(Written exercise) Retype the material below. Keep every word exactly as it is.

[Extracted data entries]
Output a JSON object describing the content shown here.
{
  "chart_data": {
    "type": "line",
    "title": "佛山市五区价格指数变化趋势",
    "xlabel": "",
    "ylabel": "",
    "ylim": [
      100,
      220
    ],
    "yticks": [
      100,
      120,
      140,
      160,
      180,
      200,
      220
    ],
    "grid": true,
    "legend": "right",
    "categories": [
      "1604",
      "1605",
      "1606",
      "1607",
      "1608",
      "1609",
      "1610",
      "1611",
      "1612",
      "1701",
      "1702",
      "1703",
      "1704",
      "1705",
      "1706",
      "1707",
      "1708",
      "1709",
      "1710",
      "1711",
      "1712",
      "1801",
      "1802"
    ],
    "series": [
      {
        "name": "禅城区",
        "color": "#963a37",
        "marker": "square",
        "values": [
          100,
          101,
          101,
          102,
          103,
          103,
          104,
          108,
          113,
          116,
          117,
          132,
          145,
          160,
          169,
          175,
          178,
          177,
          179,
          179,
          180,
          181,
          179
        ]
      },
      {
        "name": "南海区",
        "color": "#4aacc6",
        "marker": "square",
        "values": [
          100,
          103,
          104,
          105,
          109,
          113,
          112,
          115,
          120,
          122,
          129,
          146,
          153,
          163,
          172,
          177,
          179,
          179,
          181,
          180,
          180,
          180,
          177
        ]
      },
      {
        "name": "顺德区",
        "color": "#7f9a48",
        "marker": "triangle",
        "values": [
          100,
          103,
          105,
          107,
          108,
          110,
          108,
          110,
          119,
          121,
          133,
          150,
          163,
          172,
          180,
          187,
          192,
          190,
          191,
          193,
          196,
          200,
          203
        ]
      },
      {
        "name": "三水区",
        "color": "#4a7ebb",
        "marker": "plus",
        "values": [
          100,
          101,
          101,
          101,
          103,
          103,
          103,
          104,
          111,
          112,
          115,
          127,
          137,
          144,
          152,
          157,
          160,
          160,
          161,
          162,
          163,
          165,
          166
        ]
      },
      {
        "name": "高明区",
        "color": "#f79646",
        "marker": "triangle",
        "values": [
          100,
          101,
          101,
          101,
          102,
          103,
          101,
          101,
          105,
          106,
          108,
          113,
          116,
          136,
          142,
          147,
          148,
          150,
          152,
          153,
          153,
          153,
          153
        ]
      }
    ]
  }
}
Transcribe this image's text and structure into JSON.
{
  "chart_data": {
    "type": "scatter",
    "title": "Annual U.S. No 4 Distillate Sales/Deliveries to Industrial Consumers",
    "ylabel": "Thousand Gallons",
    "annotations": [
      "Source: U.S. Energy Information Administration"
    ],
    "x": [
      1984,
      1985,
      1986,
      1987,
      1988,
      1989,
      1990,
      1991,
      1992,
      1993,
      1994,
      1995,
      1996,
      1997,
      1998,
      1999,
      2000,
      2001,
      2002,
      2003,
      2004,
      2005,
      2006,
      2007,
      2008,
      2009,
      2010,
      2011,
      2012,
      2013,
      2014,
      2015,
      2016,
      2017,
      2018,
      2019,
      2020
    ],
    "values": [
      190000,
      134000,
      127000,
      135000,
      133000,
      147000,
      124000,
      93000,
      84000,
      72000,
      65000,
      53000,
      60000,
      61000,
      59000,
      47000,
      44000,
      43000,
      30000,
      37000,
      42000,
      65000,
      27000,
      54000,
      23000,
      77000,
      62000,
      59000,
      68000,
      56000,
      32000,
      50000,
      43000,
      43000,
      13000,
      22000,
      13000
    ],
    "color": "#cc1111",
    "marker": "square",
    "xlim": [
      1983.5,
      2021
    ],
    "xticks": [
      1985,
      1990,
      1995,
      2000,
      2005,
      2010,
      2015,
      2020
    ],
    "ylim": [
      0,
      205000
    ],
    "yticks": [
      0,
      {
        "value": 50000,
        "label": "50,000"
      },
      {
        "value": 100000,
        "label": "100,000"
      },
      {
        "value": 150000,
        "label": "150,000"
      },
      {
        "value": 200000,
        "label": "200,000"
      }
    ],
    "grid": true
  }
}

(Response for this exercise)
Output a JSON object describing the content shown here.
{
  "chart_data": {
    "type": "line",
    "title": "佛山市五区价格指数变化趋势",
    "xlabel": "",
    "ylabel": "",
    "ylim": [
      100,
      220
    ],
    "yticks": [
      100,
      120,
      140,
      160,
      180,
      200,
      220
    ],
    "grid": true,
    "legend": "right",
    "categories": [
      "1604",
      "1605",
      "1606",
      "1607",
      "1608",
      "1609",
      "1610",
      "1611",
      "1612",
      "1701",
      "1702",
      "1703",
      "1704",
      "1705",
      "1706",
      "1707",
      "1708",
      "1709",
      "1710",
      "1711",
      "1712",
      "1801",
      "1802"
    ],
    "series": [
      {
        "name": "禅城区",
        "color": "#963a37",
        "marker": "square",
        "values": [
          100,
          101,
          101,
          102,
          103,
          103,
          104,
          108,
          113,
          116,
          117,
          132,
          145,
          160,
          169,
          175,
          178,
          177,
          179,
          179,
          180,
          181,
          179
        ]
      },
      {
        "name": "南海区",
        "color": "#4aacc6",
        "marker": "square",
        "values": [
          100,
          103,
          104,
          105,
          109,
          113,
          112,
          115,
          120,
          122,
          129,
          146,
          153,
          163,
          172,
          177,
          179,
          179,
          181,
          180,
          180,
          180,
          177
        ]
      },
      {
        "name": "顺德区",
        "color": "#7f9a48",
        "marker": "triangle",
        "values": [
          100,
          103,
          105,
          107,
          108,
          110,
          108,
          110,
          119,
          121,
          133,
          150,
          163,
          172,
          180,
          187,
          192,
          190,
          191,
          193,
          196,
          200,
          203
        ]
      },
      {
        "name": "三水区",
        "color": "#4a7ebb",
        "marker": "plus",
        "values": [
          100,
          101,
          101,
          101,
          103,
          103,
          103,
          104,
          111,
          112,
          115,
          127,
          137,
          144,
          152,
          157,
          160,
          160,
          161,
          162,
          163,
          165,
          166
        ]
      },
      {
        "name": "高明区",
        "color": "#f79646",
        "marker": "triangle",
        "values": [
          100,
          101,
          101,
          101,
          102,
          103,
          101,
          101,
          105,
          106,
          108,
          113,
          116,
          136,
          142,
          147,
          148,
          150,
          152,
          153,
          153,
          153,
          153
        ]
      }
    ]
  }
}
Transcribe this image's text and structure into JSON.
{
  "chart_data": {
    "type": "scatter",
    "title": "Annual U.S. No 4 Distillate Sales/Deliveries to Industrial Consumers",
    "ylabel": "Thousand Gallons",
    "annotations": [
      "Source: U.S. Energy Information Administration"
    ],
    "x": [
      1984,
      1985,
      1986,
      1987,
      1988,
      1989,
      1990,
      1991,
      1992,
      1993,
      1994,
      1995,
      1996,
      1997,
      1998,
      1999,
      2000,
      2001,
      2002,
      2003,
      2004,
      2005,
      2006,
      2007,
      2008,
      2009,
      2010,
      2011,
      2012,
      2013,
      2014,
      2015,
      2016,
      2017,
      2018,
      2019,
      2020
    ],
    "values": [
      190000,
      134000,
      127000,
      135000,
      133000,
      147000,
      124000,
      93000,
      84000,
      72000,
      65000,
      53000,
      60000,
      61000,
      59000,
      47000,
      44000,
      43000,
      30000,
      37000,
      42000,
      65000,
      27000,
      54000,
      23000,
      77000,
      62000,
      59000,
      68000,
      56000,
      32000,
      50000,
      43000,
      43000,
      13000,
      22000,
      13000
    ],
    "color": "#cc1111",
    "marker": "square",
    "xlim": [
      1983.5,
      2021
    ],
    "xticks": [
      1985,
      1990,
      1995,
      2000,
      2005,
      2010,
      2015,
      2020
    ],
    "ylim": [
      0,
      205000
    ],
    "yticks": [
      0,
      {
        "value": 50000,
        "label": "50,000"
      },
      {
        "value": 100000,
        "label": "100,000"
      },
      {
        "value": 150000,
        "label": "150,000"
      },
      {
        "value": 200000,
        "label": "200,000"
      }
    ],
    "grid": true
  }
}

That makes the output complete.